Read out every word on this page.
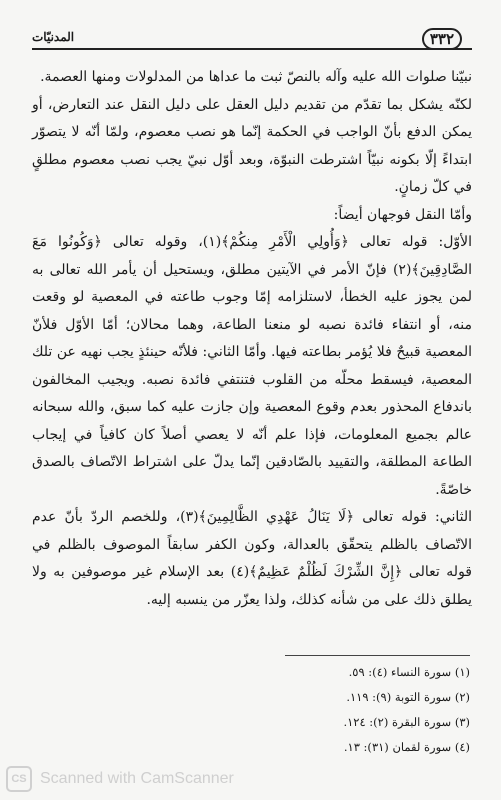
المدنيّات	٣٣٢

نبيّنا صلوات الله عليه وآله بالنصّ ثبت ما عداها من المدلولات ومنها العصمة.

لكنّه يشكل بما تقدّم من تقديم دليل العقل على دليل النقل عند التعارض، أو يمكن الدفع بأنّ الواجب في الحكمة إنّما هو نصب معصوم، ولمّا أنّه لا يتصوّر ابتداءً إلّا بكونه نبيّاً اشترطت النبوّة، وبعد أوّل نبيّ يجب نصب معصوم مطلقٍ في كلّ زمانٍ.

وأمّا النقل فوجهان أيضاً:

الأوّل: قوله تعالى ﴿وَأُولِي الْأَمْرِ مِنكُمْ﴾(١)، وقوله تعالى ﴿وَكُونُوا مَعَ الصَّادِقِينَ﴾(٢) فإنّ الأمر في الآيتين مطلق، ويستحيل أن يأمر الله تعالى به لمن يجوز عليه الخطأ، لاستلزامه إمّا وجوب طاعته في المعصية لو وقعت منه، أو انتفاء فائدة نصبه لو منعنا الطاعة، وهما محالان؛ أمّا الأوّل فلأنّ المعصية قبيحٌ فلا يُؤمر بطاعته فيها. وأمّا الثاني: فلأنّه حينئذٍ يجب نهيه عن تلك المعصية، فيسقط محلّه من القلوب فتنتفي فائدة نصبه. ويجيب المخالفون باندفاع المحذور بعدم وقوع المعصية وإن جازت عليه كما سبق، والله سبحانه عالم بجميع المعلومات، فإذا علم أنّه لا يعصي أصلاً كان كافياً في إيجاب الطاعة المطلقة، والتقييد بالصّادقين إنّما يدلّ على اشتراط الاتّصاف بالصدق خاصّةً.

الثاني: قوله تعالى ﴿لَا يَنَالُ عَهْدِي الظَّالِمِينَ﴾(٣)، وللخصم الردّ بأنّ عدم الاتّصاف بالظلم يتحقّق بالعدالة، وكون الكفر سابقاً الموصوف بالظلم في قوله تعالى ﴿إِنَّ الشِّرْكَ لَظُلْمٌ عَظِيمٌ﴾(٤) بعد الإسلام غير موصوفين به ولا يطلق ذلك على من شأنه كذلك، ولذا يعزّر من ينسبه إليه.

(١) سورة النساء (٤): ٥٩.
(٢) سورة التوبة (٩): ١١٩.
(٣) سورة البقرة (٢): ١٢٤.
(٤) سورة لقمان (٣١): ١٣.
CS Scanned with CamScanner
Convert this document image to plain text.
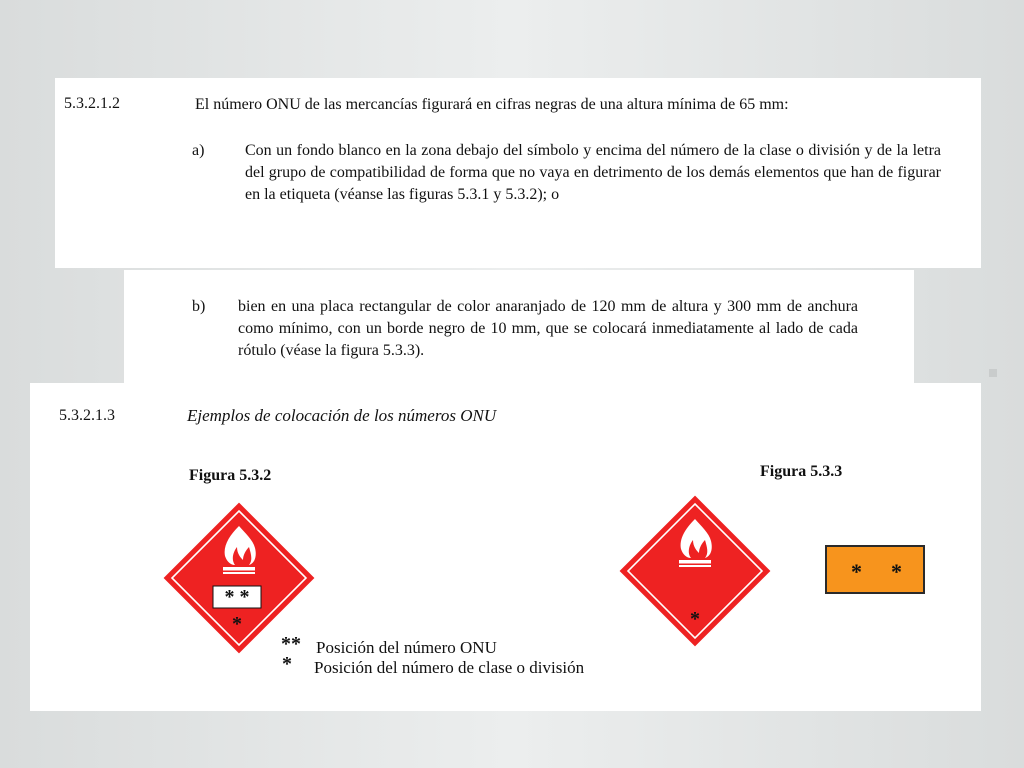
5.3.2.1.2	El número ONU de las mercancías figurará en cifras negras de una altura mínima de 65 mm:
a)	Con un fondo blanco en la zona debajo del símbolo y encima del número de la clase o división y de la letra del grupo de compatibilidad de forma que no vaya en detrimento de los demás elementos que han de figurar en la etiqueta (véanse las figuras 5.3.1 y 5.3.2); o
b) bien en una placa rectangular de color anaranjado de 120 mm de altura y 300 mm de anchura como mínimo, con un borde negro de 10 mm, que se colocará inmediatamente al lado de cada rótulo (véase la figura 5.3.3).
5.3.2.1.3	Ejemplos de colocación de los números ONU
Figura 5.3.2	Figura 5.3.3
* *
*	*
* *
** Posición del número ONU
* Posición del número de clase o división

┄┄┄┄┄┄

● **WORK REQUIRED**: Write the entries above out again exactly, but not the pictures.

● **SOLVED EXERCISE**:
Read out every word on this page.
المدنيّات	٣٣٢

نبيّنا صلوات الله عليه وآله بالنصّ ثبت ما عداها من المدلولات ومنها العصمة.

لكنّه يشكل بما تقدّم من تقديم دليل العقل على دليل النقل عند التعارض، أو يمكن الدفع بأنّ الواجب في الحكمة إنّما هو نصب معصوم، ولمّا أنّه لا يتصوّر ابتداءً إلّا بكونه نبيّاً اشترطت النبوّة، وبعد أوّل نبيّ يجب نصب معصوم مطلقٍ في كلّ زمانٍ.

وأمّا النقل فوجهان أيضاً:

الأوّل: قوله تعالى ﴿وَأُولِي الْأَمْرِ مِنكُمْ﴾(١)، وقوله تعالى ﴿وَكُونُوا مَعَ الصَّادِقِينَ﴾(٢) فإنّ الأمر في الآيتين مطلق، ويستحيل أن يأمر الله تعالى به لمن يجوز عليه الخطأ، لاستلزامه إمّا وجوب طاعته في المعصية لو وقعت منه، أو انتفاء فائدة نصبه لو منعنا الطاعة، وهما محالان؛ أمّا الأوّل فلأنّ المعصية قبيحٌ فلا يُؤمر بطاعته فيها. وأمّا الثاني: فلأنّه حينئذٍ يجب نهيه عن تلك المعصية، فيسقط محلّه من القلوب فتنتفي فائدة نصبه. ويجيب المخالفون باندفاع المحذور بعدم وقوع المعصية وإن جازت عليه كما سبق، والله سبحانه عالم بجميع المعلومات، فإذا علم أنّه لا يعصي أصلاً كان كافياً في إيجاب الطاعة المطلقة، والتقييد بالصّادقين إنّما يدلّ على اشتراط الاتّصاف بالصدق خاصّةً.

الثاني: قوله تعالى ﴿لَا يَنَالُ عَهْدِي الظَّالِمِينَ﴾(٣)، وللخصم الردّ بأنّ عدم الاتّصاف بالظلم يتحقّق بالعدالة، وكون الكفر سابقاً الموصوف بالظلم في قوله تعالى ﴿إِنَّ الشِّرْكَ لَظُلْمٌ عَظِيمٌ﴾(٤) بعد الإسلام غير موصوفين به ولا يطلق ذلك على من شأنه كذلك، ولذا يعزّر من ينسبه إليه.

(١) سورة النساء (٤): ٥٩.
(٢) سورة التوبة (٩): ١١٩.
(٣) سورة البقرة (٢): ١٢٤.
(٤) سورة لقمان (٣١): ١٣.
CS Scanned with CamScanner
Convert this document image to plain text.
5.3.2.1.2	El número ONU de las mercancías figurará en cifras negras de una altura mínima de 65 mm:
a)	Con un fondo blanco en la zona debajo del símbolo y encima del número de la clase o división y de la letra del grupo de compatibilidad de forma que no vaya en detrimento de los demás elementos que han de figurar en la etiqueta (véanse las figuras 5.3.1 y 5.3.2); o
b) bien en una placa rectangular de color anaranjado de 120 mm de altura y 300 mm de anchura como mínimo, con un borde negro de 10 mm, que se colocará inmediatamente al lado de cada rótulo (véase la figura 5.3.3).
5.3.2.1.3	Ejemplos de colocación de los números ONU
Figura 5.3.2	Figura 5.3.3
* *
*	*
* *
** Posición del número ONU
* Posición del número de clase o división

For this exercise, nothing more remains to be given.